• TASK BRIEF:
Where a line contains the word "rgba", copy that line in full.

BEGIN MATERIAL TO PROCESS

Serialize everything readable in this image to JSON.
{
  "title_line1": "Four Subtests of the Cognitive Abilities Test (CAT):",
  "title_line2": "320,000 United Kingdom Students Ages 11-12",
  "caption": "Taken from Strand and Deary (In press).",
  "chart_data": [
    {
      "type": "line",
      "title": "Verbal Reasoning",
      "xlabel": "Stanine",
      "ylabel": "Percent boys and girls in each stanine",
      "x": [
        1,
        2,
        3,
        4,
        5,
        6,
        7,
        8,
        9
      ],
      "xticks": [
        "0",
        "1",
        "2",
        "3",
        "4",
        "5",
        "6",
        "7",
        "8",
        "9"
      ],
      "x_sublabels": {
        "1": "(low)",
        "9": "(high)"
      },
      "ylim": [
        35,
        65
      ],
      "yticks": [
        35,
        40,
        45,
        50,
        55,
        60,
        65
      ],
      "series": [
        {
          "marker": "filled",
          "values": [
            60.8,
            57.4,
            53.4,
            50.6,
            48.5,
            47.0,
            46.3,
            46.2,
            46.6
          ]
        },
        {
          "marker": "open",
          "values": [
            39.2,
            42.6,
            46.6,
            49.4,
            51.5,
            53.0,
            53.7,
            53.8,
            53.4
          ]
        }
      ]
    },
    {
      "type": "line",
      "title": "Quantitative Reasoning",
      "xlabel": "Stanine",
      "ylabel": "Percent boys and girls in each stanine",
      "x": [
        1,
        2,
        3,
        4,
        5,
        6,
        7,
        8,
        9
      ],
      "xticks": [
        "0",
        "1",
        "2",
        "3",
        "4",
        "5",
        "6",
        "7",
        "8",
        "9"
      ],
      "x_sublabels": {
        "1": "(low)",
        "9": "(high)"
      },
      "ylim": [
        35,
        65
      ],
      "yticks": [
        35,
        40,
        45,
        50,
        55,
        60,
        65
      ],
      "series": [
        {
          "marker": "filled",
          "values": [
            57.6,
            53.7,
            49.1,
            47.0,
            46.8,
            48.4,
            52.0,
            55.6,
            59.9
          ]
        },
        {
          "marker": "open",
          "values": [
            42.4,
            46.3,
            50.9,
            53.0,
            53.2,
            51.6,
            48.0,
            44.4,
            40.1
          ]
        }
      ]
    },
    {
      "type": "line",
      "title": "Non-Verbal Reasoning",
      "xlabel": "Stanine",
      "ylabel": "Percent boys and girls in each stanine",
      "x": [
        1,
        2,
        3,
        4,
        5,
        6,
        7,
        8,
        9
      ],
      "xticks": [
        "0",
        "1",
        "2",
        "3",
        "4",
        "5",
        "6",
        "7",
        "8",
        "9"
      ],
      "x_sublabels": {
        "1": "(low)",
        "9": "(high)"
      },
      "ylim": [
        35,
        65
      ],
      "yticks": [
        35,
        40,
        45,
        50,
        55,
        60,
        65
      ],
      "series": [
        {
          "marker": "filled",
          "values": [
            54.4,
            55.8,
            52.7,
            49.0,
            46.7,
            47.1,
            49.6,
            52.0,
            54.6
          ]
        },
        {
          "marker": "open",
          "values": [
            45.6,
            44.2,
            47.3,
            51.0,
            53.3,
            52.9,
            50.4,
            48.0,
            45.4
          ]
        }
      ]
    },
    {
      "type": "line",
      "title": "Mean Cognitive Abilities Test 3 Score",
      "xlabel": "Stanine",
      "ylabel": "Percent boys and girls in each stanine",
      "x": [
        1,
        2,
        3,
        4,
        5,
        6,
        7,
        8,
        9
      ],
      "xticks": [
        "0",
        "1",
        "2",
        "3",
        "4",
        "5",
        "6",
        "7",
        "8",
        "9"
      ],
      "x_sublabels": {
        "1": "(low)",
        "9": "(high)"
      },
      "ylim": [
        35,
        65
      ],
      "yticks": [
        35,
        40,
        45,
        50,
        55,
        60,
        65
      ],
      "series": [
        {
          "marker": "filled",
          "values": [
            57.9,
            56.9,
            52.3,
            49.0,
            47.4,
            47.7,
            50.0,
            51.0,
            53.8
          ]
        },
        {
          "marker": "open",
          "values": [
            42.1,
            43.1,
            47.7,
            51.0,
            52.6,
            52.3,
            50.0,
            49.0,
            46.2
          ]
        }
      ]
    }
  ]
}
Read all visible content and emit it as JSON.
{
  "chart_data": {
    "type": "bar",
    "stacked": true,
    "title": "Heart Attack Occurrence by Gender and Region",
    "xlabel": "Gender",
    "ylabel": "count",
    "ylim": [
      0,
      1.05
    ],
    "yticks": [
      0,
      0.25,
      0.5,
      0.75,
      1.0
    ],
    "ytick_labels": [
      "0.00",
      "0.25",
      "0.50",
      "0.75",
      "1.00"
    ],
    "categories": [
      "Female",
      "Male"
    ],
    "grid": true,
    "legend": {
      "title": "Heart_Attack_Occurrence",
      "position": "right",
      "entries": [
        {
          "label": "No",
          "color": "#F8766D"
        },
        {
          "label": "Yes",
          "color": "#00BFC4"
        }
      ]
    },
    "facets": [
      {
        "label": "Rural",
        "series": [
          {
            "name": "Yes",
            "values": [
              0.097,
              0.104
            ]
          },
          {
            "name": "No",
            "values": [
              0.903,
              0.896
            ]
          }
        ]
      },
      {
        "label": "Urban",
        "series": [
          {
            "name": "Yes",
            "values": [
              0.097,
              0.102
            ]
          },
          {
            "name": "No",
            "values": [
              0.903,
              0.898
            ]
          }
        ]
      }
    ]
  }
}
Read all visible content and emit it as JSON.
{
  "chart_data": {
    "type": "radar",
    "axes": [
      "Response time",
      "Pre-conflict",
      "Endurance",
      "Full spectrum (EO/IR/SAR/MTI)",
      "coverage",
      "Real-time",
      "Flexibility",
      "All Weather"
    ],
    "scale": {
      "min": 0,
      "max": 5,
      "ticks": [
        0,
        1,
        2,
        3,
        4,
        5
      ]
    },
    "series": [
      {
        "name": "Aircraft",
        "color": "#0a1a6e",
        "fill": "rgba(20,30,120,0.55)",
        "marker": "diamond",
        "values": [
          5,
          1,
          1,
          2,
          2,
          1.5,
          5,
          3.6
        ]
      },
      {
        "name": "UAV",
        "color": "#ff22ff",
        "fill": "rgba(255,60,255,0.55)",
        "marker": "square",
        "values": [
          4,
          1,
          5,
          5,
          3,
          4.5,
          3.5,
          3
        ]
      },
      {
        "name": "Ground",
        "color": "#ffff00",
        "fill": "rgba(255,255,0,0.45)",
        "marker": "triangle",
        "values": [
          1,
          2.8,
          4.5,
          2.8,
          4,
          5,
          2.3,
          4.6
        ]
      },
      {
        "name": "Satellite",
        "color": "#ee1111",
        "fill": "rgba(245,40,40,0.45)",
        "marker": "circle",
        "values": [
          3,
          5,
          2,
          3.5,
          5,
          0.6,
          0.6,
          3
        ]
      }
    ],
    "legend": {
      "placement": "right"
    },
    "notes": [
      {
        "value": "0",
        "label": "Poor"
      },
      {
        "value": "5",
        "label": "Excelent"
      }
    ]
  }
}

END MATERIAL TO PROCESS

• RESPONSE FOR THIS EXERCISE:
        "fill": "rgba(20,30,120,0.55)",
        "fill": "rgba(255,60,255,0.55)",
        "fill": "rgba(255,255,0,0.45)",
        "fill": "rgba(245,40,40,0.45)",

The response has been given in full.